Transcribe the records below exactly as they appear.

• • • • •

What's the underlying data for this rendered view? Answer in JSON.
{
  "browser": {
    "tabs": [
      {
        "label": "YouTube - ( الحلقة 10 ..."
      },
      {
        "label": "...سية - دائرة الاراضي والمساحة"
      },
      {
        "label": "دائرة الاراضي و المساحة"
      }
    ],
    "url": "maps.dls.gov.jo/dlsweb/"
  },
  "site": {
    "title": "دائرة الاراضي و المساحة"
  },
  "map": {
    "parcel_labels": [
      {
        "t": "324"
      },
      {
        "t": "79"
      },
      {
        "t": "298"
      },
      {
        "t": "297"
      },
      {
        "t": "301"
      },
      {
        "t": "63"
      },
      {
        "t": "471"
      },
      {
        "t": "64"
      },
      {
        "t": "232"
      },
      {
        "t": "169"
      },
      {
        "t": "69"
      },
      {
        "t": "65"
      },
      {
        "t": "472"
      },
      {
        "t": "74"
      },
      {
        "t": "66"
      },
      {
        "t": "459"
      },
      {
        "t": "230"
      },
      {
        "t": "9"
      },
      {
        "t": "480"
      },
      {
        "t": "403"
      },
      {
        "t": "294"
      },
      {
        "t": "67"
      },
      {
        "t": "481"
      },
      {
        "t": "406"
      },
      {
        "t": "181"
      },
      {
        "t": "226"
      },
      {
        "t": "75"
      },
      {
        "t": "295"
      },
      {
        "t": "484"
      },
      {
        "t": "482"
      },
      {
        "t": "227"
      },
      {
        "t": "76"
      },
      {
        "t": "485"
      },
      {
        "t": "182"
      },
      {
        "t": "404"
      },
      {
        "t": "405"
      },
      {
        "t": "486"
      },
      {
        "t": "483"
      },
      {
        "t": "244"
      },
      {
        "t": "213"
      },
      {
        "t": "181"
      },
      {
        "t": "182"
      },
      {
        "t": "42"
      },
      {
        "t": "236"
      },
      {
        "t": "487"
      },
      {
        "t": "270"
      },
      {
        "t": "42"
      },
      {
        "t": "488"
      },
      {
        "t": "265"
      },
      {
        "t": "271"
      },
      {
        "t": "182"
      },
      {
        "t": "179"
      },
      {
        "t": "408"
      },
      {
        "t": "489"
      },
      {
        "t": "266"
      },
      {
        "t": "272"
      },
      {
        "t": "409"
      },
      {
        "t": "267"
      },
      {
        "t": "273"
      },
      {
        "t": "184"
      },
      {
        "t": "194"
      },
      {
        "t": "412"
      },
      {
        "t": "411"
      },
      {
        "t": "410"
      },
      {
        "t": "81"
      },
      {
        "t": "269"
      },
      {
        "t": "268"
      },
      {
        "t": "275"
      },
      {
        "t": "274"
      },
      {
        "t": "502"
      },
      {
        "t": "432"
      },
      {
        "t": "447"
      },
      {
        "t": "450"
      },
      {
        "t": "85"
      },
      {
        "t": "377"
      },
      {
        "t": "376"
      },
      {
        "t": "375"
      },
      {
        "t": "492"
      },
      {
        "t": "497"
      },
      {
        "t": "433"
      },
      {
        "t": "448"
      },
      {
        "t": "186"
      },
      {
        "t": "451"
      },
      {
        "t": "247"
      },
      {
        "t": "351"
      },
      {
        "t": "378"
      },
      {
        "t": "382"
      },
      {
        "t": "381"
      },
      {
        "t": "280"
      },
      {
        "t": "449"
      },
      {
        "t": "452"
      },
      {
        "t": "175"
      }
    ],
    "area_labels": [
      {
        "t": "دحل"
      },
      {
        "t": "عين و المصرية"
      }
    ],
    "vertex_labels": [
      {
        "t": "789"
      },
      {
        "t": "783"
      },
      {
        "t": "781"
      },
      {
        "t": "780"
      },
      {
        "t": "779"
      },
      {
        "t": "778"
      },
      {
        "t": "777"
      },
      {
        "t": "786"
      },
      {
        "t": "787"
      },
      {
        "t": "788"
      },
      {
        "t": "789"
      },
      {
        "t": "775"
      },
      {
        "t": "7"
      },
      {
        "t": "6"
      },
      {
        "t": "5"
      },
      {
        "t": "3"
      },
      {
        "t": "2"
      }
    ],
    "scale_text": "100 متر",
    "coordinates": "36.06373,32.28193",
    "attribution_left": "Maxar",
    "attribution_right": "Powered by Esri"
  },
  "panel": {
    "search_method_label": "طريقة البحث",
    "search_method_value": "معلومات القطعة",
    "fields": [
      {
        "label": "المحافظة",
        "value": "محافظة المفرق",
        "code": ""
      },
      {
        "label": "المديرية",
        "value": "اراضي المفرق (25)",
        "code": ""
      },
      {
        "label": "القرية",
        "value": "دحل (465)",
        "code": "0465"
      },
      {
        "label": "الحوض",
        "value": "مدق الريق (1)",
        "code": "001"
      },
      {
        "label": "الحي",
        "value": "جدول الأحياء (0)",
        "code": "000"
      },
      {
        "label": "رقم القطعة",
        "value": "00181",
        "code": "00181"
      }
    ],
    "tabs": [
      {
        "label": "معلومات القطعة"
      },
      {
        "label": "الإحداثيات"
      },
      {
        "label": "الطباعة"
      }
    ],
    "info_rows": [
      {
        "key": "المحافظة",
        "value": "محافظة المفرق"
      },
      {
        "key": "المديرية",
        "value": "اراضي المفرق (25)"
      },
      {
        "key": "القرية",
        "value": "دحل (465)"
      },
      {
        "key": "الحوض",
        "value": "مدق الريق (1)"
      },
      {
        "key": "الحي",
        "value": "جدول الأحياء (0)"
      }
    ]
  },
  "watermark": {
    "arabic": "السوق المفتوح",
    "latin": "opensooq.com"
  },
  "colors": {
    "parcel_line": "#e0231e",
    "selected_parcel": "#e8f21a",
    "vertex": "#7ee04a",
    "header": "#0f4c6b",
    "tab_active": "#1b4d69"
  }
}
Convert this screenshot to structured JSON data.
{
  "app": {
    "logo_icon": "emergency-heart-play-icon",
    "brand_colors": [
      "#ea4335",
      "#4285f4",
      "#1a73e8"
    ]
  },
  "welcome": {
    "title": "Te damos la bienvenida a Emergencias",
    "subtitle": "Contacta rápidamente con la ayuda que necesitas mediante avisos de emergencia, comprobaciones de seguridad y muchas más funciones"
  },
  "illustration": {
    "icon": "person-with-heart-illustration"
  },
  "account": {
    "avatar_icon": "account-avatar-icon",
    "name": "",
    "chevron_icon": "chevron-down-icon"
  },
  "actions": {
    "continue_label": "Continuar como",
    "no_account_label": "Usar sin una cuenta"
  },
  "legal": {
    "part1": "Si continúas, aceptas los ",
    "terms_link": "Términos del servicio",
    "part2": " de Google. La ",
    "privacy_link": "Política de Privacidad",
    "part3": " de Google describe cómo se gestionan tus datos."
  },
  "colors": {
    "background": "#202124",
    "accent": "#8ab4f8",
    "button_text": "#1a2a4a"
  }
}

• • • • •

**EXERCISE RESULT**
What's the underlying data for this rendered view? Answer in JSON.
{
  "browser": {
    "tabs": [
      {
        "label": "YouTube - ( الحلقة 10 ..."
      },
      {
        "label": "...سية - دائرة الاراضي والمساحة"
      },
      {
        "label": "دائرة الاراضي و المساحة"
      }
    ],
    "url": "maps.dls.gov.jo/dlsweb/"
  },
  "site": {
    "title": "دائرة الاراضي و المساحة"
  },
  "map": {
    "parcel_labels": [
      {
        "t": "324"
      },
      {
        "t": "79"
      },
      {
        "t": "298"
      },
      {
        "t": "297"
      },
      {
        "t": "301"
      },
      {
        "t": "63"
      },
      {
        "t": "471"
      },
      {
        "t": "64"
      },
      {
        "t": "232"
      },
      {
        "t": "169"
      },
      {
        "t": "69"
      },
      {
        "t": "65"
      },
      {
        "t": "472"
      },
      {
        "t": "74"
      },
      {
        "t": "66"
      },
      {
        "t": "459"
      },
      {
        "t": "230"
      },
      {
        "t": "9"
      },
      {
        "t": "480"
      },
      {
        "t": "403"
      },
      {
        "t": "294"
      },
      {
        "t": "67"
      },
      {
        "t": "481"
      },
      {
        "t": "406"
      },
      {
        "t": "181"
      },
      {
        "t": "226"
      },
      {
        "t": "75"
      },
      {
        "t": "295"
      },
      {
        "t": "484"
      },
      {
        "t": "482"
      },
      {
        "t": "227"
      },
      {
        "t": "76"
      },
      {
        "t": "485"
      },
      {
        "t": "182"
      },
      {
        "t": "404"
      },
      {
        "t": "405"
      },
      {
        "t": "486"
      },
      {
        "t": "483"
      },
      {
        "t": "244"
      },
      {
        "t": "213"
      },
      {
        "t": "181"
      },
      {
        "t": "182"
      },
      {
        "t": "42"
      },
      {
        "t": "236"
      },
      {
        "t": "487"
      },
      {
        "t": "270"
      },
      {
        "t": "42"
      },
      {
        "t": "488"
      },
      {
        "t": "265"
      },
      {
        "t": "271"
      },
      {
        "t": "182"
      },
      {
        "t": "179"
      },
      {
        "t": "408"
      },
      {
        "t": "489"
      },
      {
        "t": "266"
      },
      {
        "t": "272"
      },
      {
        "t": "409"
      },
      {
        "t": "267"
      },
      {
        "t": "273"
      },
      {
        "t": "184"
      },
      {
        "t": "194"
      },
      {
        "t": "412"
      },
      {
        "t": "411"
      },
      {
        "t": "410"
      },
      {
        "t": "81"
      },
      {
        "t": "269"
      },
      {
        "t": "268"
      },
      {
        "t": "275"
      },
      {
        "t": "274"
      },
      {
        "t": "502"
      },
      {
        "t": "432"
      },
      {
        "t": "447"
      },
      {
        "t": "450"
      },
      {
        "t": "85"
      },
      {
        "t": "377"
      },
      {
        "t": "376"
      },
      {
        "t": "375"
      },
      {
        "t": "492"
      },
      {
        "t": "497"
      },
      {
        "t": "433"
      },
      {
        "t": "448"
      },
      {
        "t": "186"
      },
      {
        "t": "451"
      },
      {
        "t": "247"
      },
      {
        "t": "351"
      },
      {
        "t": "378"
      },
      {
        "t": "382"
      },
      {
        "t": "381"
      },
      {
        "t": "280"
      },
      {
        "t": "449"
      },
      {
        "t": "452"
      },
      {
        "t": "175"
      }
    ],
    "area_labels": [
      {
        "t": "دحل"
      },
      {
        "t": "عين و المصرية"
      }
    ],
    "vertex_labels": [
      {
        "t": "789"
      },
      {
        "t": "783"
      },
      {
        "t": "781"
      },
      {
        "t": "780"
      },
      {
        "t": "779"
      },
      {
        "t": "778"
      },
      {
        "t": "777"
      },
      {
        "t": "786"
      },
      {
        "t": "787"
      },
      {
        "t": "788"
      },
      {
        "t": "789"
      },
      {
        "t": "775"
      },
      {
        "t": "7"
      },
      {
        "t": "6"
      },
      {
        "t": "5"
      },
      {
        "t": "3"
      },
      {
        "t": "2"
      }
    ],
    "scale_text": "100 متر",
    "coordinates": "36.06373,32.28193",
    "attribution_left": "Maxar",
    "attribution_right": "Powered by Esri"
  },
  "panel": {
    "search_method_label": "طريقة البحث",
    "search_method_value": "معلومات القطعة",
    "fields": [
      {
        "label": "المحافظة",
        "value": "محافظة المفرق",
        "code": ""
      },
      {
        "label": "المديرية",
        "value": "اراضي المفرق (25)",
        "code": ""
      },
      {
        "label": "القرية",
        "value": "دحل (465)",
        "code": "0465"
      },
      {
        "label": "الحوض",
        "value": "مدق الريق (1)",
        "code": "001"
      },
      {
        "label": "الحي",
        "value": "جدول الأحياء (0)",
        "code": "000"
      },
      {
        "label": "رقم القطعة",
        "value": "00181",
        "code": "00181"
      }
    ],
    "tabs": [
      {
        "label": "معلومات القطعة"
      },
      {
        "label": "الإحداثيات"
      },
      {
        "label": "الطباعة"
      }
    ],
    "info_rows": [
      {
        "key": "المحافظة",
        "value": "محافظة المفرق"
      },
      {
        "key": "المديرية",
        "value": "اراضي المفرق (25)"
      },
      {
        "key": "القرية",
        "value": "دحل (465)"
      },
      {
        "key": "الحوض",
        "value": "مدق الريق (1)"
      },
      {
        "key": "الحي",
        "value": "جدول الأحياء (0)"
      }
    ]
  },
  "watermark": {
    "arabic": "السوق المفتوح",
    "latin": "opensooq.com"
  },
  "colors": {
    "parcel_line": "#e0231e",
    "selected_parcel": "#e8f21a",
    "vertex": "#7ee04a",
    "header": "#0f4c6b",
    "tab_active": "#1b4d69"
  }
}
Convert this screenshot to structured JSON data.
{
  "app": {
    "logo_icon": "emergency-heart-play-icon",
    "brand_colors": [
      "#ea4335",
      "#4285f4",
      "#1a73e8"
    ]
  },
  "welcome": {
    "title": "Te damos la bienvenida a Emergencias",
    "subtitle": "Contacta rápidamente con la ayuda que necesitas mediante avisos de emergencia, comprobaciones de seguridad y muchas más funciones"
  },
  "illustration": {
    "icon": "person-with-heart-illustration"
  },
  "account": {
    "avatar_icon": "account-avatar-icon",
    "name": "",
    "chevron_icon": "chevron-down-icon"
  },
  "actions": {
    "continue_label": "Continuar como",
    "no_account_label": "Usar sin una cuenta"
  },
  "legal": {
    "part1": "Si continúas, aceptas los ",
    "terms_link": "Términos del servicio",
    "part2": " de Google. La ",
    "privacy_link": "Política de Privacidad",
    "part3": " de Google describe cómo se gestionan tus datos."
  },
  "colors": {
    "background": "#202124",
    "accent": "#8ab4f8",
    "button_text": "#1a2a4a"
  }
}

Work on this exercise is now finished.